(The request) Every record below should be printed exactly as it appears.

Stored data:
Start
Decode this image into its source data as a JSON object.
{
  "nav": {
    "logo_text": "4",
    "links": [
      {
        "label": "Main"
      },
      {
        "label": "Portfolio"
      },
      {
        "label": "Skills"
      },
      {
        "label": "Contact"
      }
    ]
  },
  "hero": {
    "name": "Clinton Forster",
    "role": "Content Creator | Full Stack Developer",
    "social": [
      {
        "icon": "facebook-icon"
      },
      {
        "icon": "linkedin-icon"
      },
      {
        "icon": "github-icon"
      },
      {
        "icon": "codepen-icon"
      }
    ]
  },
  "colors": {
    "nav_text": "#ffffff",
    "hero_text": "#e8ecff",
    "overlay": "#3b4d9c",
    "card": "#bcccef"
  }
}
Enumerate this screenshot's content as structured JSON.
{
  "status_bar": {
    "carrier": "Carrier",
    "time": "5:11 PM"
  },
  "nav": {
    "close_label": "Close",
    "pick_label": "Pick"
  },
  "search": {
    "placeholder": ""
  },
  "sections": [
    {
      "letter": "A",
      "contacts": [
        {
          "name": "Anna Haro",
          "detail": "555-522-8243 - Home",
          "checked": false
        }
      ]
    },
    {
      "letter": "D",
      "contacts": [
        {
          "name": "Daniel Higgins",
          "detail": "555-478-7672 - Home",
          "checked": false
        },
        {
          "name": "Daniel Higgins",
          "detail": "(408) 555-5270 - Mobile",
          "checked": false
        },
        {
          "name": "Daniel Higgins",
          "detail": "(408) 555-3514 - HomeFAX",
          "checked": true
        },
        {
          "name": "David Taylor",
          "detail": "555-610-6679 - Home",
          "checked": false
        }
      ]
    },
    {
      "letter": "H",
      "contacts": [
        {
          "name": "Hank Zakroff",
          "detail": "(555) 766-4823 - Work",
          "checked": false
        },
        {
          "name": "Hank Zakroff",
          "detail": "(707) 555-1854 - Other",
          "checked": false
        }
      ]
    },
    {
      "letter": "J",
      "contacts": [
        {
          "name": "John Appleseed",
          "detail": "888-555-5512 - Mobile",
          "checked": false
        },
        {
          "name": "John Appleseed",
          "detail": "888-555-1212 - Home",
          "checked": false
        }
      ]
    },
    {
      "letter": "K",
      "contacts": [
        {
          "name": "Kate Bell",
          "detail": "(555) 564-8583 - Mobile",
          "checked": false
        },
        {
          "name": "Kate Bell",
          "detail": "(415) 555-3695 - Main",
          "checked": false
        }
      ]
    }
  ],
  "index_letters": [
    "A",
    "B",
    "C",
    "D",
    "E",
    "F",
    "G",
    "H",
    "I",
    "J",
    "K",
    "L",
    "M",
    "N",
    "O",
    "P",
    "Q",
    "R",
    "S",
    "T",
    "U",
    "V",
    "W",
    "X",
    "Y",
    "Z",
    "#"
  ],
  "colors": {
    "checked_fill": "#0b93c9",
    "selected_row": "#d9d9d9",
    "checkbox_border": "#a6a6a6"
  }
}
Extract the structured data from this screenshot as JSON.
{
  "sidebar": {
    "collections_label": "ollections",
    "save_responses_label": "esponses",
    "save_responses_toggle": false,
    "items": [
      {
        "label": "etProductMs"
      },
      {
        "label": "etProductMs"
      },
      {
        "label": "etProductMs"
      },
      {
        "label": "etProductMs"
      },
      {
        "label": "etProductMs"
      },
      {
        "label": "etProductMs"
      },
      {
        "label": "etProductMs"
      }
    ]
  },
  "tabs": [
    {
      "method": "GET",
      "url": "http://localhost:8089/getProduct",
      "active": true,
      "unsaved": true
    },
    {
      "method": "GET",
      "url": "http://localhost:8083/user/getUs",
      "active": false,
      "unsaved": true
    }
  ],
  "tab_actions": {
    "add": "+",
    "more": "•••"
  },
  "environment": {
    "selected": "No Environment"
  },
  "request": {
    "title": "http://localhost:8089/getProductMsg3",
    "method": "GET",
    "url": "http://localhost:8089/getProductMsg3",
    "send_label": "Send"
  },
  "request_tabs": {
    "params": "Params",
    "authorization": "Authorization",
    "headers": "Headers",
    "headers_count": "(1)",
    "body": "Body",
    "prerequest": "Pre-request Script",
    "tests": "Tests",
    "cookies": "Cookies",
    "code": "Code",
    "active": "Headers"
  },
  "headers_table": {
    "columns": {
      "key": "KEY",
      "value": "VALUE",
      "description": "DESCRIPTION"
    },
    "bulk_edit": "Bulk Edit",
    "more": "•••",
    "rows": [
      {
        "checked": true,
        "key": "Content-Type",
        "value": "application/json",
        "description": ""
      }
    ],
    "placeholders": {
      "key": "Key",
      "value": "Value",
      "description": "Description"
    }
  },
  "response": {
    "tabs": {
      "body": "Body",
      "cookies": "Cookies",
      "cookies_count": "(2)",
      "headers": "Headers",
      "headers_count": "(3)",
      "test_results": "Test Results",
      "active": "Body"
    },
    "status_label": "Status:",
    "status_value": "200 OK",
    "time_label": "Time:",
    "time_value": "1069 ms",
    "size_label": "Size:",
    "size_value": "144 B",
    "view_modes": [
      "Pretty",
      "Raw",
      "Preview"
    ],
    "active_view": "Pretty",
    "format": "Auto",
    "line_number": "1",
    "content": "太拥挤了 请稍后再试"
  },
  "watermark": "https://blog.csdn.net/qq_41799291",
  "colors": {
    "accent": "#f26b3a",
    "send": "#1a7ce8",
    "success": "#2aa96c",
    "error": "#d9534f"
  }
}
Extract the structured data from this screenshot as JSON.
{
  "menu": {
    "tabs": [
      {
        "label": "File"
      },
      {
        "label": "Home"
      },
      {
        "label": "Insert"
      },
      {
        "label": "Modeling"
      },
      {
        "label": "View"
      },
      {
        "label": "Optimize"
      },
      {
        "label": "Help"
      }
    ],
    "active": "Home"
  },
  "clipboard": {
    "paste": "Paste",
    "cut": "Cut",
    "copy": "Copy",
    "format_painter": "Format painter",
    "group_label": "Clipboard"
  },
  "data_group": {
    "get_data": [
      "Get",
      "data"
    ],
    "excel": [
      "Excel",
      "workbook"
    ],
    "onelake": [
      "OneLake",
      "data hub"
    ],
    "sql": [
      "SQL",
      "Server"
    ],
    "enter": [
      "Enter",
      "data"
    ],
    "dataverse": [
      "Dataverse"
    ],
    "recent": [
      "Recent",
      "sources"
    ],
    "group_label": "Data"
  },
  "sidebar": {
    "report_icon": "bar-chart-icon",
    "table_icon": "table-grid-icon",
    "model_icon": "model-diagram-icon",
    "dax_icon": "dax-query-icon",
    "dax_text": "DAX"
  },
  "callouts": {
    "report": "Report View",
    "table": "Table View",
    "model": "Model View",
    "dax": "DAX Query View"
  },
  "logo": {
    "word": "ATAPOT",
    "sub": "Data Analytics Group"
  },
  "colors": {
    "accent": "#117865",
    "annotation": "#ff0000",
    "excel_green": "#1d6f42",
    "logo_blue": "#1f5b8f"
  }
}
End
(Written answer)
Decode this image into its source data as a JSON object.
{
  "nav": {
    "logo_text": "4",
    "links": [
      {
        "label": "Main"
      },
      {
        "label": "Portfolio"
      },
      {
        "label": "Skills"
      },
      {
        "label": "Contact"
      }
    ]
  },
  "hero": {
    "name": "Clinton Forster",
    "role": "Content Creator | Full Stack Developer",
    "social": [
      {
        "icon": "facebook-icon"
      },
      {
        "icon": "linkedin-icon"
      },
      {
        "icon": "github-icon"
      },
      {
        "icon": "codepen-icon"
      }
    ]
  },
  "colors": {
    "nav_text": "#ffffff",
    "hero_text": "#e8ecff",
    "overlay": "#3b4d9c",
    "card": "#bcccef"
  }
}
Enumerate this screenshot's content as structured JSON.
{
  "status_bar": {
    "carrier": "Carrier",
    "time": "5:11 PM"
  },
  "nav": {
    "close_label": "Close",
    "pick_label": "Pick"
  },
  "search": {
    "placeholder": ""
  },
  "sections": [
    {
      "letter": "A",
      "contacts": [
        {
          "name": "Anna Haro",
          "detail": "555-522-8243 - Home",
          "checked": false
        }
      ]
    },
    {
      "letter": "D",
      "contacts": [
        {
          "name": "Daniel Higgins",
          "detail": "555-478-7672 - Home",
          "checked": false
        },
        {
          "name": "Daniel Higgins",
          "detail": "(408) 555-5270 - Mobile",
          "checked": false
        },
        {
          "name": "Daniel Higgins",
          "detail": "(408) 555-3514 - HomeFAX",
          "checked": true
        },
        {
          "name": "David Taylor",
          "detail": "555-610-6679 - Home",
          "checked": false
        }
      ]
    },
    {
      "letter": "H",
      "contacts": [
        {
          "name": "Hank Zakroff",
          "detail": "(555) 766-4823 - Work",
          "checked": false
        },
        {
          "name": "Hank Zakroff",
          "detail": "(707) 555-1854 - Other",
          "checked": false
        }
      ]
    },
    {
      "letter": "J",
      "contacts": [
        {
          "name": "John Appleseed",
          "detail": "888-555-5512 - Mobile",
          "checked": false
        },
        {
          "name": "John Appleseed",
          "detail": "888-555-1212 - Home",
          "checked": false
        }
      ]
    },
    {
      "letter": "K",
      "contacts": [
        {
          "name": "Kate Bell",
          "detail": "(555) 564-8583 - Mobile",
          "checked": false
        },
        {
          "name": "Kate Bell",
          "detail": "(415) 555-3695 - Main",
          "checked": false
        }
      ]
    }
  ],
  "index_letters": [
    "A",
    "B",
    "C",
    "D",
    "E",
    "F",
    "G",
    "H",
    "I",
    "J",
    "K",
    "L",
    "M",
    "N",
    "O",
    "P",
    "Q",
    "R",
    "S",
    "T",
    "U",
    "V",
    "W",
    "X",
    "Y",
    "Z",
    "#"
  ],
  "colors": {
    "checked_fill": "#0b93c9",
    "selected_row": "#d9d9d9",
    "checkbox_border": "#a6a6a6"
  }
}
Extract the structured data from this screenshot as JSON.
{
  "sidebar": {
    "collections_label": "ollections",
    "save_responses_label": "esponses",
    "save_responses_toggle": false,
    "items": [
      {
        "label": "etProductMs"
      },
      {
        "label": "etProductMs"
      },
      {
        "label": "etProductMs"
      },
      {
        "label": "etProductMs"
      },
      {
        "label": "etProductMs"
      },
      {
        "label": "etProductMs"
      },
      {
        "label": "etProductMs"
      }
    ]
  },
  "tabs": [
    {
      "method": "GET",
      "url": "http://localhost:8089/getProduct",
      "active": true,
      "unsaved": true
    },
    {
      "method": "GET",
      "url": "http://localhost:8083/user/getUs",
      "active": false,
      "unsaved": true
    }
  ],
  "tab_actions": {
    "add": "+",
    "more": "•••"
  },
  "environment": {
    "selected": "No Environment"
  },
  "request": {
    "title": "http://localhost:8089/getProductMsg3",
    "method": "GET",
    "url": "http://localhost:8089/getProductMsg3",
    "send_label": "Send"
  },
  "request_tabs": {
    "params": "Params",
    "authorization": "Authorization",
    "headers": "Headers",
    "headers_count": "(1)",
    "body": "Body",
    "prerequest": "Pre-request Script",
    "tests": "Tests",
    "cookies": "Cookies",
    "code": "Code",
    "active": "Headers"
  },
  "headers_table": {
    "columns": {
      "key": "KEY",
      "value": "VALUE",
      "description": "DESCRIPTION"
    },
    "bulk_edit": "Bulk Edit",
    "more": "•••",
    "rows": [
      {
        "checked": true,
        "key": "Content-Type",
        "value": "application/json",
        "description": ""
      }
    ],
    "placeholders": {
      "key": "Key",
      "value": "Value",
      "description": "Description"
    }
  },
  "response": {
    "tabs": {
      "body": "Body",
      "cookies": "Cookies",
      "cookies_count": "(2)",
      "headers": "Headers",
      "headers_count": "(3)",
      "test_results": "Test Results",
      "active": "Body"
    },
    "status_label": "Status:",
    "status_value": "200 OK",
    "time_label": "Time:",
    "time_value": "1069 ms",
    "size_label": "Size:",
    "size_value": "144 B",
    "view_modes": [
      "Pretty",
      "Raw",
      "Preview"
    ],
    "active_view": "Pretty",
    "format": "Auto",
    "line_number": "1",
    "content": "太拥挤了 请稍后再试"
  },
  "watermark": "https://blog.csdn.net/qq_41799291",
  "colors": {
    "accent": "#f26b3a",
    "send": "#1a7ce8",
    "success": "#2aa96c",
    "error": "#d9534f"
  }
}
Extract the structured data from this screenshot as JSON.
{
  "menu": {
    "tabs": [
      {
        "label": "File"
      },
      {
        "label": "Home"
      },
      {
        "label": "Insert"
      },
      {
        "label": "Modeling"
      },
      {
        "label": "View"
      },
      {
        "label": "Optimize"
      },
      {
        "label": "Help"
      }
    ],
    "active": "Home"
  },
  "clipboard": {
    "paste": "Paste",
    "cut": "Cut",
    "copy": "Copy",
    "format_painter": "Format painter",
    "group_label": "Clipboard"
  },
  "data_group": {
    "get_data": [
      "Get",
      "data"
    ],
    "excel": [
      "Excel",
      "workbook"
    ],
    "onelake": [
      "OneLake",
      "data hub"
    ],
    "sql": [
      "SQL",
      "Server"
    ],
    "enter": [
      "Enter",
      "data"
    ],
    "dataverse": [
      "Dataverse"
    ],
    "recent": [
      "Recent",
      "sources"
    ],
    "group_label": "Data"
  },
  "sidebar": {
    "report_icon": "bar-chart-icon",
    "table_icon": "table-grid-icon",
    "model_icon": "model-diagram-icon",
    "dax_icon": "dax-query-icon",
    "dax_text": "DAX"
  },
  "callouts": {
    "report": "Report View",
    "table": "Table View",
    "model": "Model View",
    "dax": "DAX Query View"
  },
  "logo": {
    "word": "ATAPOT",
    "sub": "Data Analytics Group"
  },
  "colors": {
    "accent": "#117865",
    "annotation": "#ff0000",
    "excel_green": "#1d6f42",
    "logo_blue": "#1f5b8f"
  }
}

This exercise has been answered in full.